_GIVEN INSTRUCTION_: Some lines of these records may hold the word "Adjusted"; state how many, using only the number.

☆ ☆ ☆ ☆

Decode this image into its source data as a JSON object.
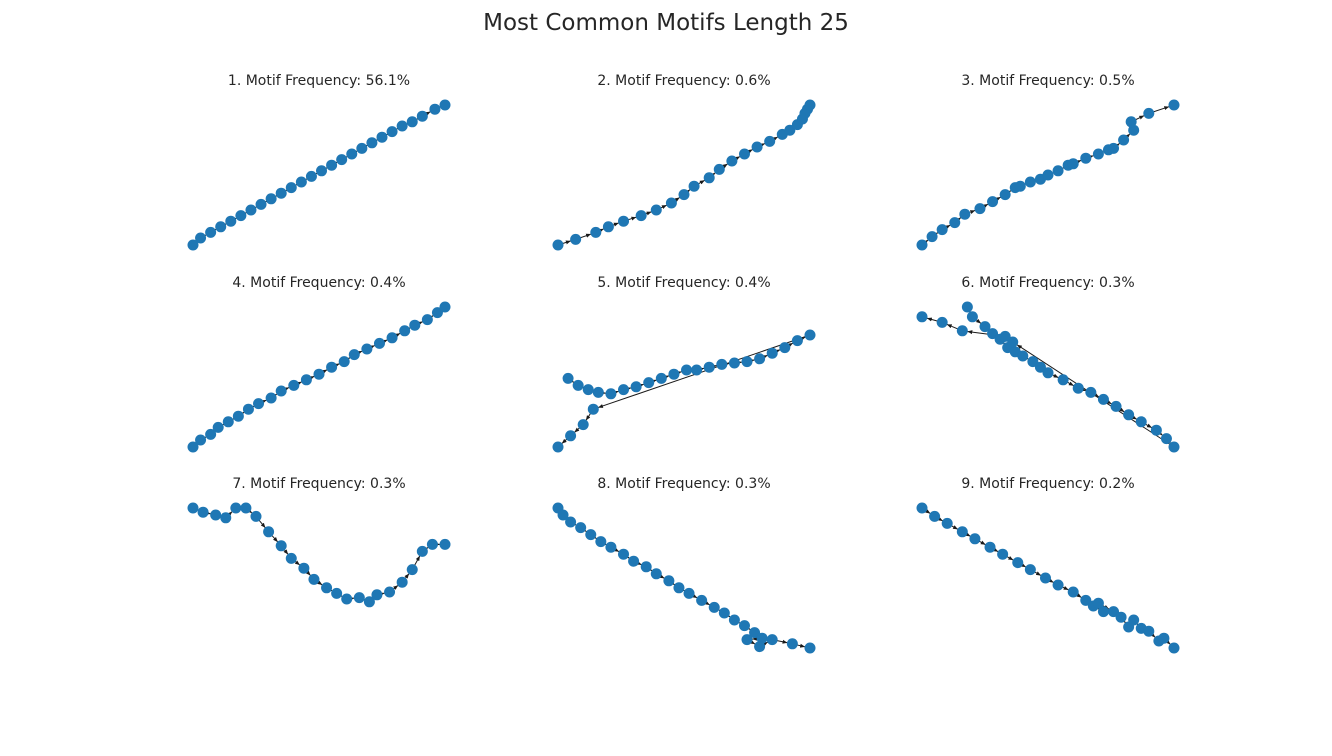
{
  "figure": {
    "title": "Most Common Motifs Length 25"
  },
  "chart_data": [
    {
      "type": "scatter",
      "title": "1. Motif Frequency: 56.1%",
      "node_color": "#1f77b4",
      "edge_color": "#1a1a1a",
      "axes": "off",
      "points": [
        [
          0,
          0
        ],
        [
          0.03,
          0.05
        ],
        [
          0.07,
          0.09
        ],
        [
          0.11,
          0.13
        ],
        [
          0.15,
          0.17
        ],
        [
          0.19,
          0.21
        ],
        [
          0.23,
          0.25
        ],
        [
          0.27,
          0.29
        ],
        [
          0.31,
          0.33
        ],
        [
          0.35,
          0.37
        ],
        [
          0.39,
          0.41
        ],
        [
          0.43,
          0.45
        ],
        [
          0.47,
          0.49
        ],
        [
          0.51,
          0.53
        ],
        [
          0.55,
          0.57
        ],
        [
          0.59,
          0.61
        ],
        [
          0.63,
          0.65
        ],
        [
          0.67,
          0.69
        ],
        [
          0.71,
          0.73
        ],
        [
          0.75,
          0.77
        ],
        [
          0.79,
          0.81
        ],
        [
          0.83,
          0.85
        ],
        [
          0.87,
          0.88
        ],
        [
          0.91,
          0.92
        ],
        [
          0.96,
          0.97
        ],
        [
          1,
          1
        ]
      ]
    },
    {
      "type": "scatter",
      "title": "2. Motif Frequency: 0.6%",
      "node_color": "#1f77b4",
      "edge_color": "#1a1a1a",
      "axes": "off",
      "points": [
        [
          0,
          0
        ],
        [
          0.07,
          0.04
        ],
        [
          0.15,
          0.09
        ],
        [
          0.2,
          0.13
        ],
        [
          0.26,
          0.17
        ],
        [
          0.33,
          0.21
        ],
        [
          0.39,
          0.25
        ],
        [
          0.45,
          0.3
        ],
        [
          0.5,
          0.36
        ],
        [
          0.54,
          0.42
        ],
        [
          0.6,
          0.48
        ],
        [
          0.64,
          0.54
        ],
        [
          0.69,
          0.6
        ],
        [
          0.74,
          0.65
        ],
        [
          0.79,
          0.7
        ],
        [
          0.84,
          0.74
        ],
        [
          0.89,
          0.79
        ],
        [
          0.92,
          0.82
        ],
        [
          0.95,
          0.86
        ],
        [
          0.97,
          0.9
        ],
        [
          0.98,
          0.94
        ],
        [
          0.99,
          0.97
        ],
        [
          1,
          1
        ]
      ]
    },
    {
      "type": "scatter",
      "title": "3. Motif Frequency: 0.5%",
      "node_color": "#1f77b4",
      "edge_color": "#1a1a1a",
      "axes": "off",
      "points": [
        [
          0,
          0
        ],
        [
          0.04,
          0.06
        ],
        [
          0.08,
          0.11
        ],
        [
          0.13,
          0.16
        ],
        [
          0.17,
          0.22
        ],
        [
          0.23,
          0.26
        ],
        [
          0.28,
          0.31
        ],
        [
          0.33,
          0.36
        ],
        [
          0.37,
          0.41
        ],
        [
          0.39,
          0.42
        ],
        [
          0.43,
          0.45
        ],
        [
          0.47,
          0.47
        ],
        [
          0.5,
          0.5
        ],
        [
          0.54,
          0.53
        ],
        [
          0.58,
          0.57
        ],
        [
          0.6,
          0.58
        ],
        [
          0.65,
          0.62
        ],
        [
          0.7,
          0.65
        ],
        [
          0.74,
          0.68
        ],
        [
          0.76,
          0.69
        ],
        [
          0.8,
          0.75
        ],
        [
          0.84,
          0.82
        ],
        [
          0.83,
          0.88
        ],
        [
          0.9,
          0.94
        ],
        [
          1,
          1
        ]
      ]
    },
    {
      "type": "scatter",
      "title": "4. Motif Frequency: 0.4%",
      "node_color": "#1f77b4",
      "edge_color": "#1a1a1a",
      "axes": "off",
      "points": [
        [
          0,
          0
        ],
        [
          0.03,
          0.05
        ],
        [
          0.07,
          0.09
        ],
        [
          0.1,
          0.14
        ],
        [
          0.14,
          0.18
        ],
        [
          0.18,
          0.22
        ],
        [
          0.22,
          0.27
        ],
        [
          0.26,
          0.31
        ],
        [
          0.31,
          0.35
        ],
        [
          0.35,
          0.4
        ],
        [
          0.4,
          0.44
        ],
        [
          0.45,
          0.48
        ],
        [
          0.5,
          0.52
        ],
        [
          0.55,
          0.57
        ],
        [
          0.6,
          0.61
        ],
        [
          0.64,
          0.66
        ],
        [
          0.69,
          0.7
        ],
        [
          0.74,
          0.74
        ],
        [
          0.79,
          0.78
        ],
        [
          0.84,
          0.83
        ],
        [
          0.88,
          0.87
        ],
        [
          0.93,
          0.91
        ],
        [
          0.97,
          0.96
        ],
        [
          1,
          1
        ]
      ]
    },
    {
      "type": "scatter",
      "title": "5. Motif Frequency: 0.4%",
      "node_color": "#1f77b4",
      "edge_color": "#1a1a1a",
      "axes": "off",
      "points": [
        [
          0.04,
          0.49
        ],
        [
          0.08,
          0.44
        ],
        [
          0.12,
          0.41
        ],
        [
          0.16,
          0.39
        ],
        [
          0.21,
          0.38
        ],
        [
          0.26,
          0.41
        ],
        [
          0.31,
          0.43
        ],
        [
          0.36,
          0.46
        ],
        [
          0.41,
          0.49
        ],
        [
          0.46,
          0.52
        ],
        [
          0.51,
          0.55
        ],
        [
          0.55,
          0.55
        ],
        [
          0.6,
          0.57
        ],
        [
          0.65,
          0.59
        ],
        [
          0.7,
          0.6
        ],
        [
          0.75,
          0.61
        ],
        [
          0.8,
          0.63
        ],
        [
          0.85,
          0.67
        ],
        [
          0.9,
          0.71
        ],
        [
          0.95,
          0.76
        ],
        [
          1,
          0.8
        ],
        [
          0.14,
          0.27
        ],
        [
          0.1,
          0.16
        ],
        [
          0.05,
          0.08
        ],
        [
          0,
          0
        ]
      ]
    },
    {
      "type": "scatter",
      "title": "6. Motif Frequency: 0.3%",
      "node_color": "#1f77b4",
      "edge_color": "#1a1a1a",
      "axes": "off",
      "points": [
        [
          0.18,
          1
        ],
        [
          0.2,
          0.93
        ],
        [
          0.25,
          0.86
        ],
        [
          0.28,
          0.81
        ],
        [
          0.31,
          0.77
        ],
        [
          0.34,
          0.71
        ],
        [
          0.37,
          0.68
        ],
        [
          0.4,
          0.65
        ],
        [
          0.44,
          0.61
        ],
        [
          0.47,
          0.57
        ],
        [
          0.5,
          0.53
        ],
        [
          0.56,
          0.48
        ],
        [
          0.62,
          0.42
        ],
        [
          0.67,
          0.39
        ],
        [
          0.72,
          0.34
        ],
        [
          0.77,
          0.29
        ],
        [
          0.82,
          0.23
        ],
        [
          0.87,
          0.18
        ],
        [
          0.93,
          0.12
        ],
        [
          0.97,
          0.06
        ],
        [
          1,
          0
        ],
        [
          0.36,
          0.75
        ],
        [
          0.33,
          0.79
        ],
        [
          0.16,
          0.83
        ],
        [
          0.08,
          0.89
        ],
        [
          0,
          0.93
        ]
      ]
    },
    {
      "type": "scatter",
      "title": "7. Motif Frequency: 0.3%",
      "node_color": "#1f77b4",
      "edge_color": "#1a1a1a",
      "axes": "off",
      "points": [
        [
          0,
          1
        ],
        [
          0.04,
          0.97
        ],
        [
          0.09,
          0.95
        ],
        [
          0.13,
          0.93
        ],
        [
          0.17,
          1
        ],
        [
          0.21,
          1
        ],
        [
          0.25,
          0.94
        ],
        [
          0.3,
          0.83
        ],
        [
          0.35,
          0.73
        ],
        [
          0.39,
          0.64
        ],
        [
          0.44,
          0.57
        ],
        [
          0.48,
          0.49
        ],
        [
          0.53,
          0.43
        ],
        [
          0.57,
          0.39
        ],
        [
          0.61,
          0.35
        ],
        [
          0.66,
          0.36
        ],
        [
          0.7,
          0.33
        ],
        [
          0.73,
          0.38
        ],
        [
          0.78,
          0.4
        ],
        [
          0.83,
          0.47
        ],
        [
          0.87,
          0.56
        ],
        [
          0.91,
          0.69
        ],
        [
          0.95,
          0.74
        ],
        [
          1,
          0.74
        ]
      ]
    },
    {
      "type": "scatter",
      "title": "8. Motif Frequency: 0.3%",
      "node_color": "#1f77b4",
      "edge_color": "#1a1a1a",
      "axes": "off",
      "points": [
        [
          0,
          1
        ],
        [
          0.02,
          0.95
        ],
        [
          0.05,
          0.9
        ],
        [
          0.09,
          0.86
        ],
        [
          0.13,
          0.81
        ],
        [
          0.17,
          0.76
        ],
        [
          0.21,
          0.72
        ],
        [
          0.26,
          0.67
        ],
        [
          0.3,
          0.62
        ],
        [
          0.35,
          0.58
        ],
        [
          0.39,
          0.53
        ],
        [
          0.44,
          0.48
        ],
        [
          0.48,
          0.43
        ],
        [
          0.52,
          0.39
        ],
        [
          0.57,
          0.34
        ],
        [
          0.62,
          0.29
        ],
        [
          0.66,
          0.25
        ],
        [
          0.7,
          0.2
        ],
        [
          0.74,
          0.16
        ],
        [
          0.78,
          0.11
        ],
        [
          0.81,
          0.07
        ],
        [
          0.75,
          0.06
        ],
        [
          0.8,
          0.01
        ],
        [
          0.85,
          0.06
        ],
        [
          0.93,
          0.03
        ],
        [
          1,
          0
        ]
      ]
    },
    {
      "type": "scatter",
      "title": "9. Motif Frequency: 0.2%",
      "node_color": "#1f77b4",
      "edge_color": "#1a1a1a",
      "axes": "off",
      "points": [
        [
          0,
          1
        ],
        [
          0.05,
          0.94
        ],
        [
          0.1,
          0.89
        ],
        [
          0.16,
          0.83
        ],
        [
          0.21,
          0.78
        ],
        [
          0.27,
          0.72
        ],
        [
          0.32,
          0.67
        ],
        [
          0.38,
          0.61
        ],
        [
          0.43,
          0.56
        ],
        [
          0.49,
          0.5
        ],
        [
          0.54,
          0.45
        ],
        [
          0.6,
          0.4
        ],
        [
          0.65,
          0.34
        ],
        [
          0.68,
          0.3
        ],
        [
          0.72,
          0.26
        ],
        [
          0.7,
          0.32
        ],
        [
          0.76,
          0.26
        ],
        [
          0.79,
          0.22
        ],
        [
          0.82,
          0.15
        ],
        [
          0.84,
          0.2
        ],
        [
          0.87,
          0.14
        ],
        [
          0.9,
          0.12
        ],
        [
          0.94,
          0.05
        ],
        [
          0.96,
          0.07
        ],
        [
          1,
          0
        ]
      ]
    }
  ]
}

☆ ☆ ☆ ☆

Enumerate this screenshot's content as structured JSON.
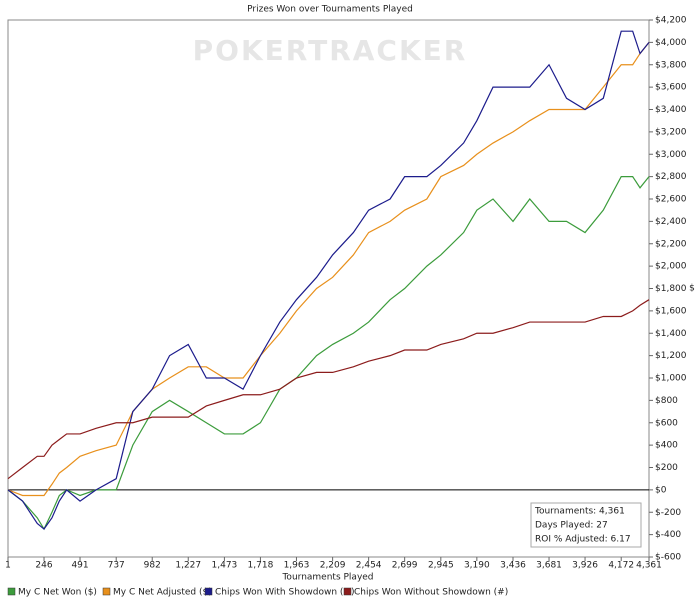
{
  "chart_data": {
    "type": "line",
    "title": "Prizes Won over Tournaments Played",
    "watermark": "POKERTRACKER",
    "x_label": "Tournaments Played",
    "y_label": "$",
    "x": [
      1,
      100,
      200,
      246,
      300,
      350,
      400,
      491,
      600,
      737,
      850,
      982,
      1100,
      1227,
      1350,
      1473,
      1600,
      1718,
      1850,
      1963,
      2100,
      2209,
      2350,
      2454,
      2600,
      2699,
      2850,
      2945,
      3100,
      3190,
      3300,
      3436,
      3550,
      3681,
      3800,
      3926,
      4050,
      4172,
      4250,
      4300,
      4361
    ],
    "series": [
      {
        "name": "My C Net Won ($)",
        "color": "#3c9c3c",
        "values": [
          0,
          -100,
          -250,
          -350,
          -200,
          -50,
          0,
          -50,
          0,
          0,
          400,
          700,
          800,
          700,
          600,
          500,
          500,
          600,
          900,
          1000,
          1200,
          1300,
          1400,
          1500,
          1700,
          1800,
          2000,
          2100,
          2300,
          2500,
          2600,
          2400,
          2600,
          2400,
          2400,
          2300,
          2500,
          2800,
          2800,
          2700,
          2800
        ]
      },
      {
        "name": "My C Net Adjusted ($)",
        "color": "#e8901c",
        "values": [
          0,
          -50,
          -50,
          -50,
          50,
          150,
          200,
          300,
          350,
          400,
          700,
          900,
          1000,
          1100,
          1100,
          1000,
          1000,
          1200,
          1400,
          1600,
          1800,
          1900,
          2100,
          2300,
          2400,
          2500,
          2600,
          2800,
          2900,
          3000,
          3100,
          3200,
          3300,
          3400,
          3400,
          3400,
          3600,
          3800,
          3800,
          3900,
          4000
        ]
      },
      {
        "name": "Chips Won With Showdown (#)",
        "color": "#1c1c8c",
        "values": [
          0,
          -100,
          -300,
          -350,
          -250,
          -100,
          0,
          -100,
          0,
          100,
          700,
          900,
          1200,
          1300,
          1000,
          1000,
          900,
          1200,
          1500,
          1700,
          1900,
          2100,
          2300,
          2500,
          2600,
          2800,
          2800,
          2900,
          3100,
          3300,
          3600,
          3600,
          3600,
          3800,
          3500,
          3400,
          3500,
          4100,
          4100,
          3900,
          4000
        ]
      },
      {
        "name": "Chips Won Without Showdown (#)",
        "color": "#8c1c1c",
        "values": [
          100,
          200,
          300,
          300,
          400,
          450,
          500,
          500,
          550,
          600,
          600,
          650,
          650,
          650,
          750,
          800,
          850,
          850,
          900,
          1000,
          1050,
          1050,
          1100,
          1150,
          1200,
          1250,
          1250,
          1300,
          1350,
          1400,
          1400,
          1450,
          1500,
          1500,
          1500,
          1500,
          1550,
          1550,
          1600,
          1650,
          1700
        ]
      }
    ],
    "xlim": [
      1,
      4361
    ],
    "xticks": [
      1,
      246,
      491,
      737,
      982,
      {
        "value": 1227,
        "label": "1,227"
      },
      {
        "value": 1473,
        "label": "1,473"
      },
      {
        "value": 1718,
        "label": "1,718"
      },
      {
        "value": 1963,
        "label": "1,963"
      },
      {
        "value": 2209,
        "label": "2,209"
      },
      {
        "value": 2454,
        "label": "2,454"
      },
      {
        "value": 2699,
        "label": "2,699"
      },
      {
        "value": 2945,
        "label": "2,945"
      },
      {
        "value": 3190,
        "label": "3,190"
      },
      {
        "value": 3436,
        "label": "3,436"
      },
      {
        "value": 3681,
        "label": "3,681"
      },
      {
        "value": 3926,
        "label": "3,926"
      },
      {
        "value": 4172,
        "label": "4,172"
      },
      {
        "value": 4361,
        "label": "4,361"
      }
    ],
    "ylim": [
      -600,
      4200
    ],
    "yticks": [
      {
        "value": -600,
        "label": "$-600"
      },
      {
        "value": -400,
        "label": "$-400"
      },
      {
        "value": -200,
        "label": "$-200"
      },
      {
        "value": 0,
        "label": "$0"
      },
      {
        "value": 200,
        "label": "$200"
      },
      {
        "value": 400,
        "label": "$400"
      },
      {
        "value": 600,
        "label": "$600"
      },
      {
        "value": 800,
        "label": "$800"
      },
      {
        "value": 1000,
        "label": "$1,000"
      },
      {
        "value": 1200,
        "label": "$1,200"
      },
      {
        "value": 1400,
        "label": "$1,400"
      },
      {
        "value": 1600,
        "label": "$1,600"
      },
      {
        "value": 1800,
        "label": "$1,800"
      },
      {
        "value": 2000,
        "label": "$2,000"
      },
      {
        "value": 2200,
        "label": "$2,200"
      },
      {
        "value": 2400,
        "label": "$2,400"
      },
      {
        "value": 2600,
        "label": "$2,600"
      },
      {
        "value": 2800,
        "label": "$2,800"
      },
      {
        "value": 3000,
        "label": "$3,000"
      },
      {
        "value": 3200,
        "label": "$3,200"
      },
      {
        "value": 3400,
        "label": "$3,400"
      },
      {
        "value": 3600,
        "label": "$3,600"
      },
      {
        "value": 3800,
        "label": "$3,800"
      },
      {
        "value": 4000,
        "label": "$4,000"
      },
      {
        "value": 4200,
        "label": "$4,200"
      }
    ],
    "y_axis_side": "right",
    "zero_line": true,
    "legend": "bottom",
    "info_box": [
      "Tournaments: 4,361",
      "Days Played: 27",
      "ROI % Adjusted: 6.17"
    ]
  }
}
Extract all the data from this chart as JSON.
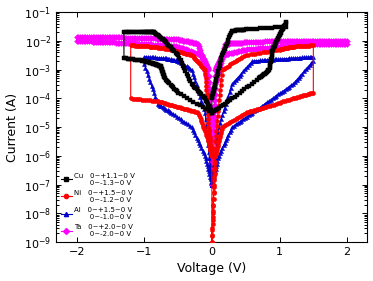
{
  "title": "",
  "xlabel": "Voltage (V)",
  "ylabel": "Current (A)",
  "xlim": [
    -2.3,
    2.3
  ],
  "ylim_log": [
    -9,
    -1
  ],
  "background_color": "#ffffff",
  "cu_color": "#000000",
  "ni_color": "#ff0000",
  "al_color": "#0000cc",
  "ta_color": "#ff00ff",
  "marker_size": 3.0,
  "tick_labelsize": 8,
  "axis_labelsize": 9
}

☆ ☆ ☆ ☆

_THE REPLY_: 2